◆ **Exercise goal**: List every presentation software product named in the text below about bad slide presentations.

[[ Source document, beginning ]]

Almost 20 years ago — 2001! — Seth Godin wrote an ebook called Really Bad PowerPoint (and how to avoid it). In that book he detailed all of the things that tend to go wrong in slide presentations.
Everyone creates presentations with the right intent — to communicate something of importance to a group of people. But then we do all sorts of dumb things to undermine their communication, don’t we? Like jamming it with bullet points so it can serve as a teleprompter, or throwing in every factoid we’ve learned about the topic to anticipate (and ward off) questions. Sometimes we want to manage or even mitigate conversation. And sometimes, we create them simply because we were told that we should.
On the very first page of Godin’s ebook, he says “Almost every PowerPoint presentation sucks rotten eggs.” And that was nineteen years ago! Here we are in 2020 and PowerPoint is just as prevalent as it was in 2001 and yet, for the most part, presentations have not gotten better. There are companies that have tried to help people make better presentations. Keynote was made specifically for Steve Jobs keynote presentations. Haiku Deck encouraged folks to remember that ‘less is more’, followed quickly by Prezi which seemed like a revelation for a moment in time — encouraging people to take their audience on a journey on an infinite canvas. All of these were born from the right intent — make better slides so you can tell better stories. In other words, get people to communicate better, and to create slides that don’t suck.

[[ Source document, end ]]
[[ Data supplied, beginning ]]

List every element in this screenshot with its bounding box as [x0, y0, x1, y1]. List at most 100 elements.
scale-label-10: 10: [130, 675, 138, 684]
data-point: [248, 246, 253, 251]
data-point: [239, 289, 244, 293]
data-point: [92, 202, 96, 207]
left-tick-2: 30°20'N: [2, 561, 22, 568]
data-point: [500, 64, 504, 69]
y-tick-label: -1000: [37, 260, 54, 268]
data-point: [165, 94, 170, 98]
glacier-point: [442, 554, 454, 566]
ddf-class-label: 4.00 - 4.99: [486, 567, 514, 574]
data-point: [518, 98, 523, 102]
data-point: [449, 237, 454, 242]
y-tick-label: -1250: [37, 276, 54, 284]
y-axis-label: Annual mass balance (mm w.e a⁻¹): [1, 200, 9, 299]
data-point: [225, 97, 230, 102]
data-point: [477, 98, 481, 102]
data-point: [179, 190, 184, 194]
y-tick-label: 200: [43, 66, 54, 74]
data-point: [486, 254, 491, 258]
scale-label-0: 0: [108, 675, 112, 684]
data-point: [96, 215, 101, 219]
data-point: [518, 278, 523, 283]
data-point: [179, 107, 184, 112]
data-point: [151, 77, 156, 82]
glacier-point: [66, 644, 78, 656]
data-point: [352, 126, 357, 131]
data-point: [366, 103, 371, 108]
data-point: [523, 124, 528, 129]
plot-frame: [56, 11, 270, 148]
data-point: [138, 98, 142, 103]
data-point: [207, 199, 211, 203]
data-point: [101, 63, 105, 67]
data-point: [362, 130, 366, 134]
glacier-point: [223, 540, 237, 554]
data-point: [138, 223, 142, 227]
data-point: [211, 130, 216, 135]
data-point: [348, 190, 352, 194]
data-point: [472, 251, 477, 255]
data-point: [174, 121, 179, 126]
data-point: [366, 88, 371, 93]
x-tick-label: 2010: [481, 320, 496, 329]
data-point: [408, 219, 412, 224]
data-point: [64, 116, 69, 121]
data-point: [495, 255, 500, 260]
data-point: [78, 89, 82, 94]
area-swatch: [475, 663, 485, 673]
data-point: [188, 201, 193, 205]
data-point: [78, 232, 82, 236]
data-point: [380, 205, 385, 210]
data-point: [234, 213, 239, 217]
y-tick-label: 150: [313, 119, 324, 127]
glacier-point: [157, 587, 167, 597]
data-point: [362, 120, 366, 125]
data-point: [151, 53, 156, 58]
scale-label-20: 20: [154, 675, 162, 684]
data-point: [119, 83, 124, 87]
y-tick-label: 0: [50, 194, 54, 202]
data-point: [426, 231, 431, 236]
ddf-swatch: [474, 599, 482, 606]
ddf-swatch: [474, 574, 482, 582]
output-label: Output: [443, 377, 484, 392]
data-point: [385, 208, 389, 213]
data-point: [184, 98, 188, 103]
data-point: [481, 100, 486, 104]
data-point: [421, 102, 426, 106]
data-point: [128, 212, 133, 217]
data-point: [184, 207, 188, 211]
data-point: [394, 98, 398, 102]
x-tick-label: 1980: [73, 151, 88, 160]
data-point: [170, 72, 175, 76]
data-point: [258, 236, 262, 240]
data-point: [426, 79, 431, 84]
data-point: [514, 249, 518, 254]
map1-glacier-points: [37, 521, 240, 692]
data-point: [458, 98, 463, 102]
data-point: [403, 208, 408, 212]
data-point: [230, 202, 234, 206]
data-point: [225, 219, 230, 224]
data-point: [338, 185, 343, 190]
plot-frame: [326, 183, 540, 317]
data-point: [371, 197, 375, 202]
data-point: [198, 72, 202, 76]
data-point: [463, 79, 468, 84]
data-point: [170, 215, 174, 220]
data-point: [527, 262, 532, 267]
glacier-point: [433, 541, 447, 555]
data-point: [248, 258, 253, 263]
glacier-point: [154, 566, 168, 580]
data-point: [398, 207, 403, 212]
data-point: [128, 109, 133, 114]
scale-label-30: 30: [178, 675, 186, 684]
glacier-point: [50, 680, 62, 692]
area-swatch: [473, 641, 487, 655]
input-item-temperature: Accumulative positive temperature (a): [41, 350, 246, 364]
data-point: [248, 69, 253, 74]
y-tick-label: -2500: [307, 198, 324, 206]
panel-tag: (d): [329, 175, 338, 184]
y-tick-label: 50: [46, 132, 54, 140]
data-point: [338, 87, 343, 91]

[[ Data supplied, end ]]

◆ **Written solution**: PowerPoint, Keynote, Haiku Deck, Prezi